> **Problem description**: Exactly as written, please set down all of the entries again, with no pictures.

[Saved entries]
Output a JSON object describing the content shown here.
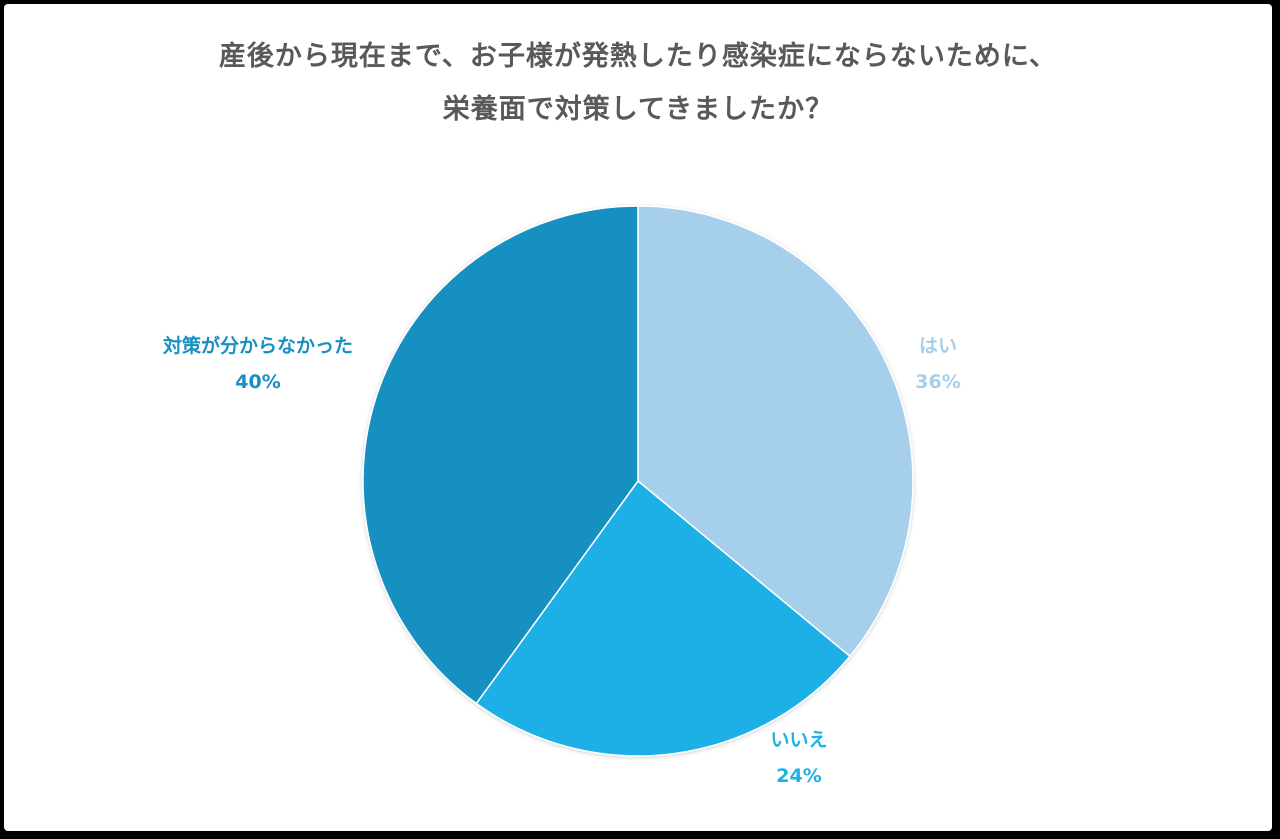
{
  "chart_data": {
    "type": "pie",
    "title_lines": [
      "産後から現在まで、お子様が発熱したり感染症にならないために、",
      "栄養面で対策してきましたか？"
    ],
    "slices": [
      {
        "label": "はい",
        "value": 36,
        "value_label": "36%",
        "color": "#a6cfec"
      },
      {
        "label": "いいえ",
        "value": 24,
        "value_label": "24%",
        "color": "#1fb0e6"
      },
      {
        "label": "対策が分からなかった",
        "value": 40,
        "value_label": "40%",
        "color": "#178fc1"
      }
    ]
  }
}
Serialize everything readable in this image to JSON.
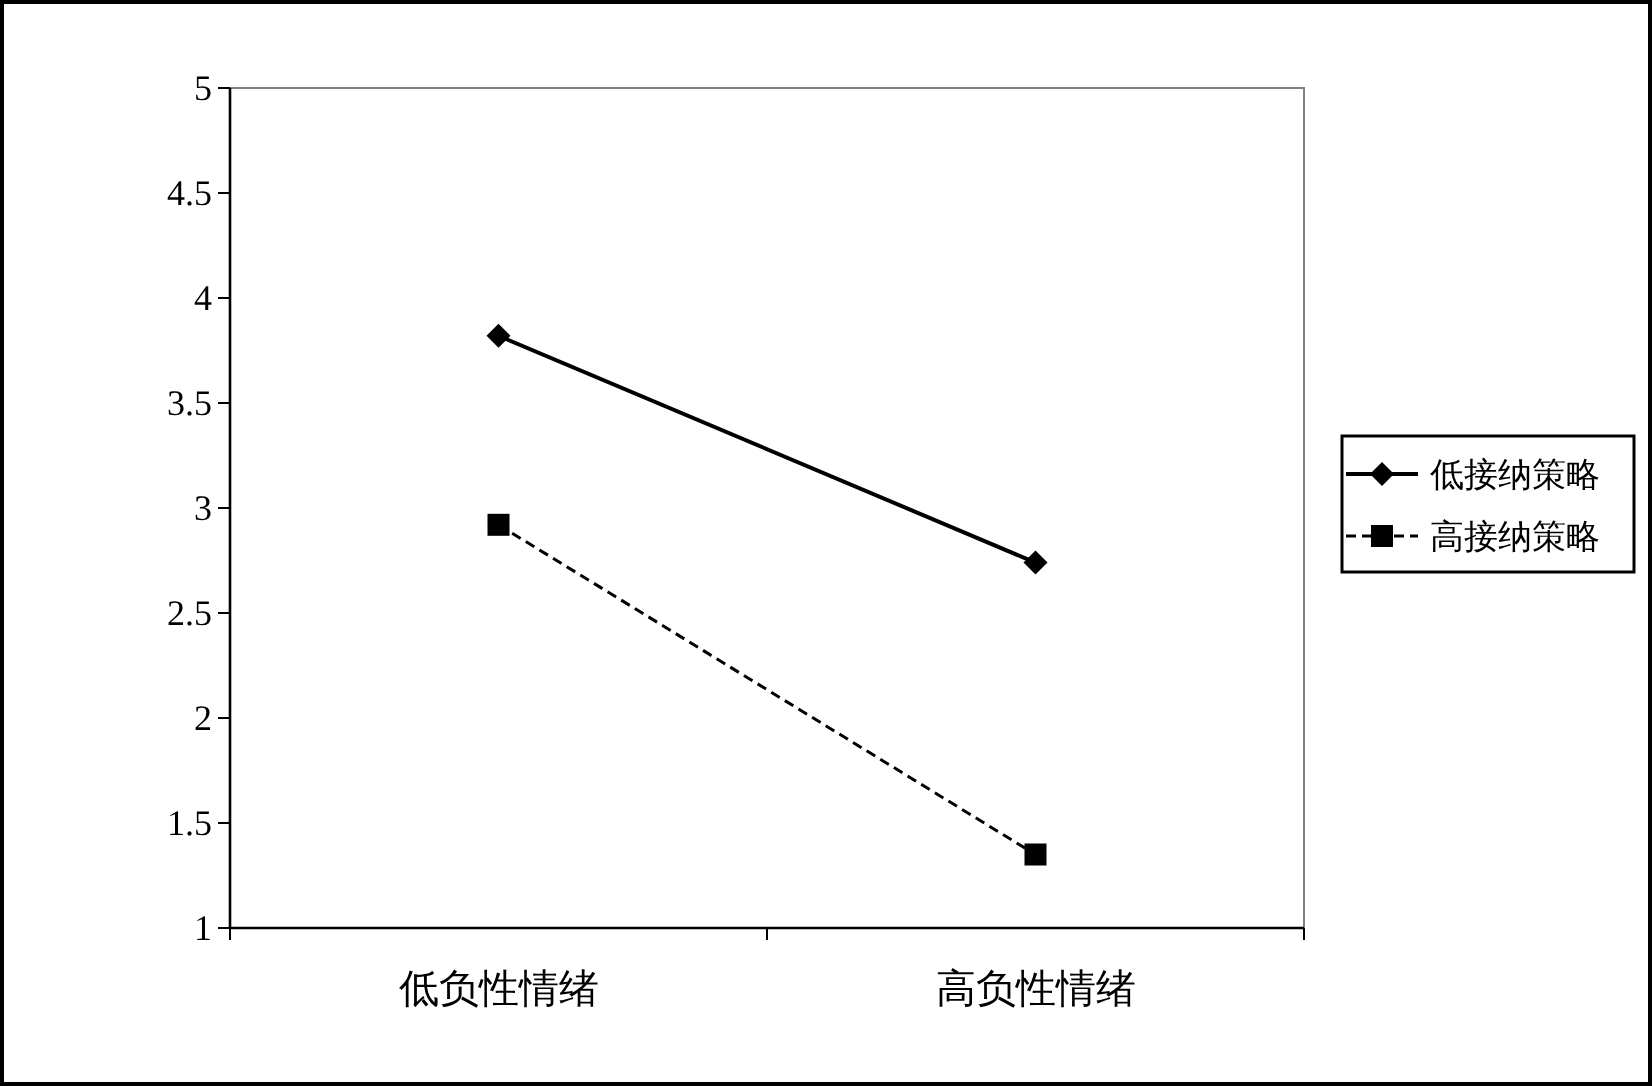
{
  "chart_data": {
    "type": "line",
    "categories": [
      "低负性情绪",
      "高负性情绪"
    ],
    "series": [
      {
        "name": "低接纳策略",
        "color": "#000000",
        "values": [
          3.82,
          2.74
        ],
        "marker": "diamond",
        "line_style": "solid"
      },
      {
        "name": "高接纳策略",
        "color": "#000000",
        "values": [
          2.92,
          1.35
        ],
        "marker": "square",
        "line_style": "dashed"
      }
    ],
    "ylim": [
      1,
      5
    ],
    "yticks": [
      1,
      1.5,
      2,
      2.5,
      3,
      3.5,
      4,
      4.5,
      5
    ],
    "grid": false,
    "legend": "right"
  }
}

> **Full answer**:
Output a JSON object describing the content shown here.
{
  "chart_data": {
    "type": "pie",
    "title_lines": [
      "産後から現在まで、お子様が発熱したり感染症にならないために、",
      "栄養面で対策してきましたか？"
    ],
    "slices": [
      {
        "label": "はい",
        "value": 36,
        "value_label": "36%",
        "color": "#a6cfec"
      },
      {
        "label": "いいえ",
        "value": 24,
        "value_label": "24%",
        "color": "#1fb0e6"
      },
      {
        "label": "対策が分からなかった",
        "value": 40,
        "value_label": "40%",
        "color": "#178fc1"
      }
    ]
  }
}
Serialize everything readable in this image to JSON.
{
  "chart_data": {
    "type": "line",
    "categories": [
      "低负性情绪",
      "高负性情绪"
    ],
    "series": [
      {
        "name": "低接纳策略",
        "color": "#000000",
        "values": [
          3.82,
          2.74
        ],
        "marker": "diamond",
        "line_style": "solid"
      },
      {
        "name": "高接纳策略",
        "color": "#000000",
        "values": [
          2.92,
          1.35
        ],
        "marker": "square",
        "line_style": "dashed"
      }
    ],
    "ylim": [
      1,
      5
    ],
    "yticks": [
      1,
      1.5,
      2,
      2.5,
      3,
      3.5,
      4,
      4.5,
      5
    ],
    "grid": false,
    "legend": "right"
  }
}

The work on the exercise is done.